--- Start Record set ---

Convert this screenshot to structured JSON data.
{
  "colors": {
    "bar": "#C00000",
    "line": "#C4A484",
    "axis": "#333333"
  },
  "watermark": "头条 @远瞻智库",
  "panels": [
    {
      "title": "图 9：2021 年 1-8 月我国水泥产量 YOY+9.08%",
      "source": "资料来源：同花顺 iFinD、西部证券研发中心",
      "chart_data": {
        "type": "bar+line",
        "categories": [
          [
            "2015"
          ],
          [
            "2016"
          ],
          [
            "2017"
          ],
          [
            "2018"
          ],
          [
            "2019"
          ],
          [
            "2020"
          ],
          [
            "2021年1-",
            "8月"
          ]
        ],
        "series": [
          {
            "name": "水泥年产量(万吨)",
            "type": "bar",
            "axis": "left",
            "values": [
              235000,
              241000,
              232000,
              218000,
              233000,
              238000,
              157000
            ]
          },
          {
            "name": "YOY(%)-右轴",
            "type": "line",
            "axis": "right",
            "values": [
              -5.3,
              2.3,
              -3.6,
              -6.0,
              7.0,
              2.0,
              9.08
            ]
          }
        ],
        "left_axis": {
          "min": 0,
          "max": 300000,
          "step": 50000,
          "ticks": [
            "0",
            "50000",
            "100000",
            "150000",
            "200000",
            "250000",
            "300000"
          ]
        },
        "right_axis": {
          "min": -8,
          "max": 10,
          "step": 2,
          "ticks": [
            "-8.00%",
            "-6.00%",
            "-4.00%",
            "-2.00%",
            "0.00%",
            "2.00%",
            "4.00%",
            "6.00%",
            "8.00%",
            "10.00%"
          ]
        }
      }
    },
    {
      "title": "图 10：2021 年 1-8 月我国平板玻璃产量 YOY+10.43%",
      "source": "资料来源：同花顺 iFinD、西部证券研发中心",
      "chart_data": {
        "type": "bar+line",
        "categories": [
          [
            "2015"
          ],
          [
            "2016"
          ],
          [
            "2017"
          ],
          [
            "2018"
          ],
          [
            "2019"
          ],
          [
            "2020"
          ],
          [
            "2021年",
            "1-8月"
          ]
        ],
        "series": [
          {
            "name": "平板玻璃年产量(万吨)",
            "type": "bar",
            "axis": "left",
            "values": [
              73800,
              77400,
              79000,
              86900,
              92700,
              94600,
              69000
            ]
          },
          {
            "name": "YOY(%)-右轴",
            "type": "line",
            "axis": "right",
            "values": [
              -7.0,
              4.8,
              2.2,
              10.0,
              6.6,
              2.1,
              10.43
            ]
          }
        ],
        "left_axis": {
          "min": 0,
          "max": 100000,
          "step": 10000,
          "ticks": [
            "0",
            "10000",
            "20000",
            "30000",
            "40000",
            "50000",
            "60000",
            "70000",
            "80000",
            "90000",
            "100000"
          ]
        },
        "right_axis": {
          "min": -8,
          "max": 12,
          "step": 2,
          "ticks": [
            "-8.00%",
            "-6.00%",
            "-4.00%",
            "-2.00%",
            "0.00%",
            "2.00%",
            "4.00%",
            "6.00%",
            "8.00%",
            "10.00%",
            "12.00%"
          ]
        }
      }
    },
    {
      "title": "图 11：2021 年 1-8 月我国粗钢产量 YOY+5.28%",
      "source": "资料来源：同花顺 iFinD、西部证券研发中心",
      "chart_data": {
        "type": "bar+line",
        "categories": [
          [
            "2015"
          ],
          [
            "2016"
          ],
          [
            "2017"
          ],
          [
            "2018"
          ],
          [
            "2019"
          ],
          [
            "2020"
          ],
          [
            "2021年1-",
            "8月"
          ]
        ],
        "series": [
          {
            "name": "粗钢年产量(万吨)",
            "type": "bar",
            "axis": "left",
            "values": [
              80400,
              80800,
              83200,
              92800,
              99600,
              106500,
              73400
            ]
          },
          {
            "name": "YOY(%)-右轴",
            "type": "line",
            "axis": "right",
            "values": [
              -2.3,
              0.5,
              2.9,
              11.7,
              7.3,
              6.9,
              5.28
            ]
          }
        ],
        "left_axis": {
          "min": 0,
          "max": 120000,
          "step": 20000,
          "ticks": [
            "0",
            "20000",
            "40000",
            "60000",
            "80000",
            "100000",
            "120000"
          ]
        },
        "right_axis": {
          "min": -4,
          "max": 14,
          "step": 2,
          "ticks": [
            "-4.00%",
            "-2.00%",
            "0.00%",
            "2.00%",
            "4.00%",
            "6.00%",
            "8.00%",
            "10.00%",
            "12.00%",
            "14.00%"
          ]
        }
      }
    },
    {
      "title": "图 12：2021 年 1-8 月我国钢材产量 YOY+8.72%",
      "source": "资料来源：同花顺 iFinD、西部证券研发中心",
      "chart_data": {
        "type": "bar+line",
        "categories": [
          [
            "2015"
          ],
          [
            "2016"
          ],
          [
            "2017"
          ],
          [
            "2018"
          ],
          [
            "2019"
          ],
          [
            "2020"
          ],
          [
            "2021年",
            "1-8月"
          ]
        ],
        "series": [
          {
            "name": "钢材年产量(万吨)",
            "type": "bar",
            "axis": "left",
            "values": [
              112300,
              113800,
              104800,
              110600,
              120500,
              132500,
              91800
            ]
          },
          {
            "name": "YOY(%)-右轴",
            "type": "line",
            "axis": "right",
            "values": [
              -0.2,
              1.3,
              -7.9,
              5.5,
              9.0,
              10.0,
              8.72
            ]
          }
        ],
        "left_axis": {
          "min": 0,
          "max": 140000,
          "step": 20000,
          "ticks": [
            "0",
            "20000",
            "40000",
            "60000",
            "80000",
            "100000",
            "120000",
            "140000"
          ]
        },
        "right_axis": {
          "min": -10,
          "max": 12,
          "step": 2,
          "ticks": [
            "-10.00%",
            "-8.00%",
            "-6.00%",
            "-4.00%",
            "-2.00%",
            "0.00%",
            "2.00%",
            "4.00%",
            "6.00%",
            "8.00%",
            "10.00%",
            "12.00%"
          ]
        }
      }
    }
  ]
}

--- End Record set ---
--- Start Record set ---

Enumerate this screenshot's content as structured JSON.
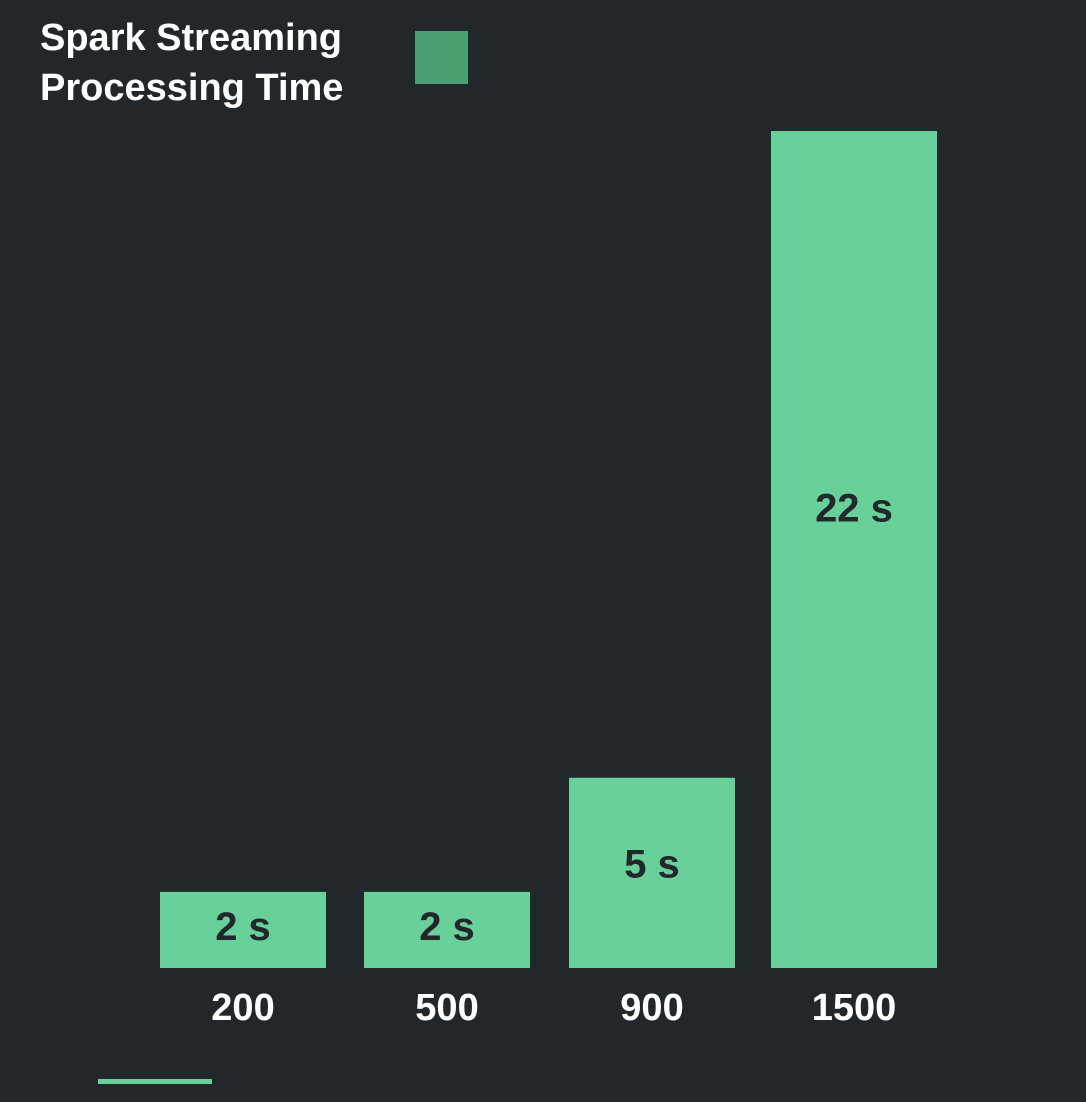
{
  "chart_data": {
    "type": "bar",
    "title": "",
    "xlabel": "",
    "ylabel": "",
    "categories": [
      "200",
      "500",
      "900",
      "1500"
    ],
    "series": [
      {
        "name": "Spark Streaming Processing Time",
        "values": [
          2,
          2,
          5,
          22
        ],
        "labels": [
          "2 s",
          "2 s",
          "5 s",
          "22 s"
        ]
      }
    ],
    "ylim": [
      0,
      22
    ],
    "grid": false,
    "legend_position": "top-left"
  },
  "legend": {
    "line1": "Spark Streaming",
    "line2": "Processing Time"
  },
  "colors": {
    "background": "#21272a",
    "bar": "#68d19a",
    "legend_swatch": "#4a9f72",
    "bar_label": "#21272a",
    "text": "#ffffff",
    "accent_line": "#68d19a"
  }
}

--- End Record set ---

▶ The problem
Write out every line from the entries where "screenshot" appears.

▶ Full response
Convert this screenshot to structured JSON data.
Enumerate this screenshot's content as structured JSON.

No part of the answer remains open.